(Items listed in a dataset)
===============
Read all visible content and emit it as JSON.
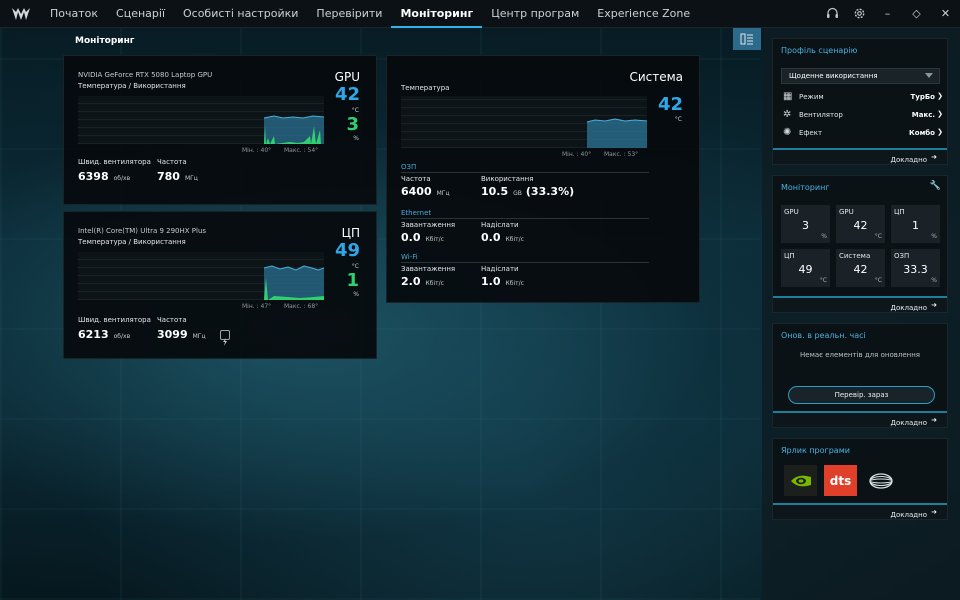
{
  "nav": {
    "items": [
      "Початок",
      "Сценарії",
      "Особисті настройки",
      "Перевірити",
      "Моніторинг",
      "Центр програм",
      "Experience Zone"
    ],
    "active_index": 4
  },
  "window": {
    "minimize": "–",
    "maximize": "◇",
    "close": "✕"
  },
  "page_title": "Моніторинг",
  "gpu": {
    "name": "NVIDIA GeForce RTX 5080 Laptop GPU",
    "subtitle": "Температура / Використання",
    "label": "GPU",
    "temp": "42",
    "temp_unit": "°C",
    "usage": "3",
    "usage_unit": "%",
    "min": "Мін. : 40°",
    "max": "Макс. : 54°",
    "fan_label": "Швид. вентилятора",
    "fan_value": "6398",
    "fan_unit": "об/хв",
    "freq_label": "Частота",
    "freq_value": "780",
    "freq_unit": "МГц"
  },
  "cpu": {
    "name": "Intel(R) Core(TM) Ultra 9 290HX Plus",
    "subtitle": "Температура / Використання",
    "label": "ЦП",
    "temp": "49",
    "temp_unit": "°C",
    "usage": "1",
    "usage_unit": "%",
    "min": "Мін. : 47°",
    "max": "Макс. : 68°",
    "fan_label": "Швид. вентилятора",
    "fan_value": "6213",
    "fan_unit": "об/хв",
    "freq_label": "Частота",
    "freq_value": "3099",
    "freq_unit": "МГц"
  },
  "system": {
    "label": "Система",
    "temp_label": "Температура",
    "temp": "42",
    "temp_unit": "°C",
    "min": "Мін. : 40°",
    "max": "Макс. : 53°",
    "ram": {
      "title": "ОЗП",
      "freq_label": "Частота",
      "freq_value": "6400",
      "freq_unit": "МГц",
      "use_label": "Використання",
      "use_value": "10.5",
      "use_unit": "GB",
      "use_pct": "(33.3%)"
    },
    "ethernet": {
      "title": "Ethernet",
      "down_label": "Завантаження",
      "down_value": "0.0",
      "down_unit": "Кбіт/с",
      "up_label": "Надіслати",
      "up_value": "0.0",
      "up_unit": "Кбіт/с"
    },
    "wifi": {
      "title": "Wi-Fi",
      "down_label": "Завантаження",
      "down_value": "2.0",
      "down_unit": "Кбіт/с",
      "up_label": "Надіслати",
      "up_value": "1.0",
      "up_unit": "Кбіт/с"
    }
  },
  "profile": {
    "title": "Профіль сценарію",
    "selected": "Щоденне використання",
    "rows": [
      {
        "label": "Режим",
        "value": "ТурБо"
      },
      {
        "label": "Вентилятор",
        "value": "Макс."
      },
      {
        "label": "Ефект",
        "value": "Комбо"
      }
    ],
    "more": "Докладно"
  },
  "monitor_card": {
    "title": "Моніторинг",
    "tiles": [
      {
        "label": "GPU",
        "value": "3",
        "unit": "%"
      },
      {
        "label": "GPU",
        "value": "42",
        "unit": "°C"
      },
      {
        "label": "ЦП",
        "value": "1",
        "unit": "%"
      },
      {
        "label": "ЦП",
        "value": "49",
        "unit": "°C"
      },
      {
        "label": "Система",
        "value": "42",
        "unit": "°C"
      },
      {
        "label": "ОЗП",
        "value": "33.3",
        "unit": "%"
      }
    ],
    "more": "Докладно"
  },
  "realtime": {
    "title": "Онов. в реальн. часі",
    "message": "Немає елементів для оновлення",
    "button": "Перевір. зараз",
    "more": "Докладно"
  },
  "shortcuts": {
    "title": "Ярлик програми",
    "dts_text": "dts",
    "more": "Докладно"
  },
  "colors": {
    "accent": "#2fb2e6",
    "temp": "#2fa8e8",
    "usage": "#30d070"
  }
}
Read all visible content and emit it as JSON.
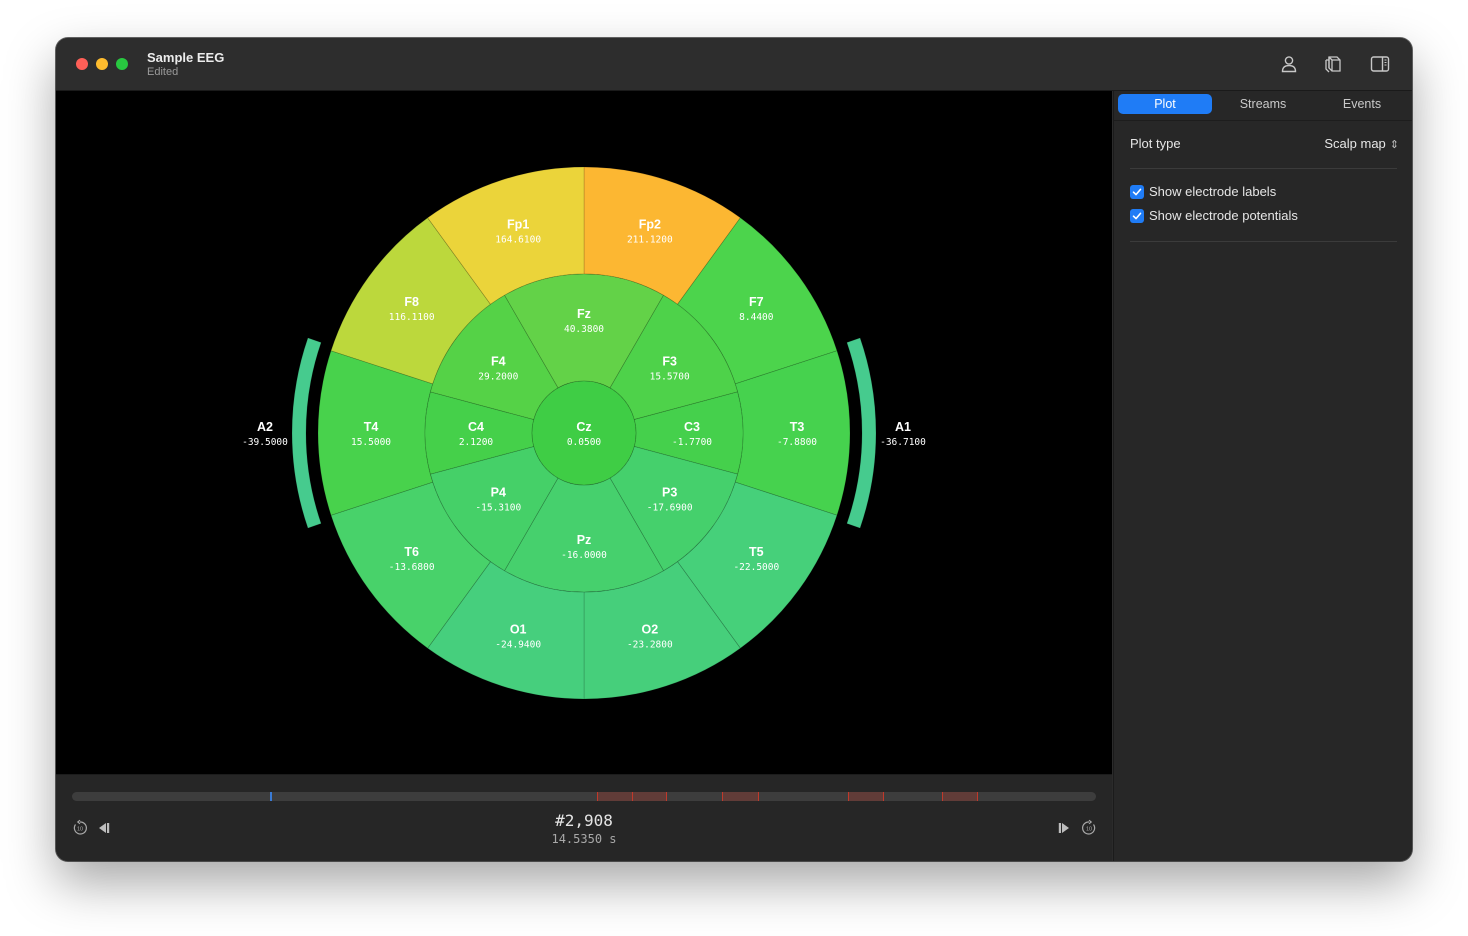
===============
» BRIEF: Copy the data word for word. Pictures do not go in the copy.

» TASK ANSWER:
Read all visible content and emit it as JSON.
{
  "nav": {
    "items": [
      "Початок",
      "Сценарії",
      "Особисті настройки",
      "Перевірити",
      "Моніторинг",
      "Центр програм",
      "Experience Zone"
    ],
    "active_index": 4
  },
  "window": {
    "minimize": "–",
    "maximize": "◇",
    "close": "✕"
  },
  "page_title": "Моніторинг",
  "gpu": {
    "name": "NVIDIA GeForce RTX 5080 Laptop GPU",
    "subtitle": "Температура / Використання",
    "label": "GPU",
    "temp": "42",
    "temp_unit": "°C",
    "usage": "3",
    "usage_unit": "%",
    "min": "Мін. : 40°",
    "max": "Макс. : 54°",
    "fan_label": "Швид. вентилятора",
    "fan_value": "6398",
    "fan_unit": "об/хв",
    "freq_label": "Частота",
    "freq_value": "780",
    "freq_unit": "МГц"
  },
  "cpu": {
    "name": "Intel(R) Core(TM) Ultra 9 290HX Plus",
    "subtitle": "Температура / Використання",
    "label": "ЦП",
    "temp": "49",
    "temp_unit": "°C",
    "usage": "1",
    "usage_unit": "%",
    "min": "Мін. : 47°",
    "max": "Макс. : 68°",
    "fan_label": "Швид. вентилятора",
    "fan_value": "6213",
    "fan_unit": "об/хв",
    "freq_label": "Частота",
    "freq_value": "3099",
    "freq_unit": "МГц"
  },
  "system": {
    "label": "Система",
    "temp_label": "Температура",
    "temp": "42",
    "temp_unit": "°C",
    "min": "Мін. : 40°",
    "max": "Макс. : 53°",
    "ram": {
      "title": "ОЗП",
      "freq_label": "Частота",
      "freq_value": "6400",
      "freq_unit": "МГц",
      "use_label": "Використання",
      "use_value": "10.5",
      "use_unit": "GB",
      "use_pct": "(33.3%)"
    },
    "ethernet": {
      "title": "Ethernet",
      "down_label": "Завантаження",
      "down_value": "0.0",
      "down_unit": "Кбіт/с",
      "up_label": "Надіслати",
      "up_value": "0.0",
      "up_unit": "Кбіт/с"
    },
    "wifi": {
      "title": "Wi-Fi",
      "down_label": "Завантаження",
      "down_value": "2.0",
      "down_unit": "Кбіт/с",
      "up_label": "Надіслати",
      "up_value": "1.0",
      "up_unit": "Кбіт/с"
    }
  },
  "profile": {
    "title": "Профіль сценарію",
    "selected": "Щоденне використання",
    "rows": [
      {
        "label": "Режим",
        "value": "ТурБо"
      },
      {
        "label": "Вентилятор",
        "value": "Макс."
      },
      {
        "label": "Ефект",
        "value": "Комбо"
      }
    ],
    "more": "Докладно"
  },
  "monitor_card": {
    "title": "Моніторинг",
    "tiles": [
      {
        "label": "GPU",
        "value": "3",
        "unit": "%"
      },
      {
        "label": "GPU",
        "value": "42",
        "unit": "°C"
      },
      {
        "label": "ЦП",
        "value": "1",
        "unit": "%"
      },
      {
        "label": "ЦП",
        "value": "49",
        "unit": "°C"
      },
      {
        "label": "Система",
        "value": "42",
        "unit": "°C"
      },
      {
        "label": "ОЗП",
        "value": "33.3",
        "unit": "%"
      }
    ],
    "more": "Докладно"
  },
  "realtime": {
    "title": "Онов. в реальн. часі",
    "message": "Немає елементів для оновлення",
    "button": "Перевір. зараз",
    "more": "Докладно"
  },
  "shortcuts": {
    "title": "Ярлик програми",
    "dts_text": "dts",
    "more": "Докладно"
  },
  "colors": {
    "accent": "#2fb2e6",
    "temp": "#2fa8e8",
    "usage": "#30d070"
  }
}
Read all visible content and emit it as JSON.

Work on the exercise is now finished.